* begin *

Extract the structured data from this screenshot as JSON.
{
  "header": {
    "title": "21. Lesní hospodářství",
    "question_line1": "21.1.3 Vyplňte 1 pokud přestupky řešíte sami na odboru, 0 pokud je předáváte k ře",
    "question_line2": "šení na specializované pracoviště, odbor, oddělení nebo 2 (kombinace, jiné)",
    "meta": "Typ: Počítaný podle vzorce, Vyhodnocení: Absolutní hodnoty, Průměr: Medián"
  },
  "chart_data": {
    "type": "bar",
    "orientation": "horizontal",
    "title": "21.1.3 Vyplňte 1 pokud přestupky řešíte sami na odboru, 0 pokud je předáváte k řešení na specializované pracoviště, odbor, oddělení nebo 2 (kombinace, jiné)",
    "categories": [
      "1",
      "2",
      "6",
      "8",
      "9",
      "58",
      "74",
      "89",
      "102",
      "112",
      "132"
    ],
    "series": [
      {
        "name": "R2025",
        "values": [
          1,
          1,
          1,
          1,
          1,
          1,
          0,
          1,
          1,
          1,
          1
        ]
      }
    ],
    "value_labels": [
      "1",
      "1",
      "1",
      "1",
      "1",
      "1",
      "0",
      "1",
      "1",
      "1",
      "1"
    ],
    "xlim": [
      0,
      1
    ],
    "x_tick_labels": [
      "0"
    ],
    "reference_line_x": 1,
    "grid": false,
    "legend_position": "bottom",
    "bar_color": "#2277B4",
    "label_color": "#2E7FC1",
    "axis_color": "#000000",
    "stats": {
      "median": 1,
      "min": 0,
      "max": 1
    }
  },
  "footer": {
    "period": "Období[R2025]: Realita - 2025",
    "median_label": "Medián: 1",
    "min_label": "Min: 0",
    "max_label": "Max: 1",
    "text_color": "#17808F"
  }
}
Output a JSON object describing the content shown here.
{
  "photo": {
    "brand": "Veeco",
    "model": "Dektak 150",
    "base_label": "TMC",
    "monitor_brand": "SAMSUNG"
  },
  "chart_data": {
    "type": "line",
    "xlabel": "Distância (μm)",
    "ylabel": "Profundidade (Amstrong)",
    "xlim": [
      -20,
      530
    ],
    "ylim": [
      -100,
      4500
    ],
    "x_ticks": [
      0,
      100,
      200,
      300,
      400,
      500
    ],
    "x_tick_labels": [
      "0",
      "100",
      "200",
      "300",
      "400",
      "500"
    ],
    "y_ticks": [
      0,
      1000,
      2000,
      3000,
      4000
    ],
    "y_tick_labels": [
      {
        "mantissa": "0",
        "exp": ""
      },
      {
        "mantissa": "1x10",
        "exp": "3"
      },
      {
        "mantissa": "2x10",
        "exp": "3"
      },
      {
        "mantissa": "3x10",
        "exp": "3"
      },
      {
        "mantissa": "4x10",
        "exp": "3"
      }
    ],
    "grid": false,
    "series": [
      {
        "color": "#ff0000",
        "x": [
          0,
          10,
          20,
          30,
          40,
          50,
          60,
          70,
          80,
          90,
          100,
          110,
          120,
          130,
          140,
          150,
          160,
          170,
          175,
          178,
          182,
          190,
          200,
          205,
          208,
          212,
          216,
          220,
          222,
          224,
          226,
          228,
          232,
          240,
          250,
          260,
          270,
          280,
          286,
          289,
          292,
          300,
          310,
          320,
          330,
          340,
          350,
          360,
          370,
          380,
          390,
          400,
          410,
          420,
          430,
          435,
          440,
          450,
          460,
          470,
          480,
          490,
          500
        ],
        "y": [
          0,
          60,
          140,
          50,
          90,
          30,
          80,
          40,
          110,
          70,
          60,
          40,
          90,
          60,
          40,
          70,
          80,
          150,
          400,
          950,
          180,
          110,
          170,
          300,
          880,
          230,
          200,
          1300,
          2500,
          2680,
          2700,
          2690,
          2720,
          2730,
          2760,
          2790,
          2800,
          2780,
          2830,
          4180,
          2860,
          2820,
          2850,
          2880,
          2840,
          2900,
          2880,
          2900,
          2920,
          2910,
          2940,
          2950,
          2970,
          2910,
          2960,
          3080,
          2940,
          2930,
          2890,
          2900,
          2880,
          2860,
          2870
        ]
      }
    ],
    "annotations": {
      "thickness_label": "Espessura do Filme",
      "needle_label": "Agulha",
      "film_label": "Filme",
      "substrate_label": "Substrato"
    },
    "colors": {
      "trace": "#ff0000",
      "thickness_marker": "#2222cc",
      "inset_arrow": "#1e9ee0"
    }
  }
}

* end *

Return every line in the listing that contains the word "předáváte".

    "question_line1": "21.1.3 Vyplňte 1 pokud přestupky řešíte sami na odboru, 0 pokud je předáváte k ře",
    "title": "21.1.3 Vyplňte 1 pokud přestupky řešíte sami na odboru, 0 pokud je předáváte k řešení na specializované pracoviště, odbor, oddělení nebo 2 (kombinace, jiné)",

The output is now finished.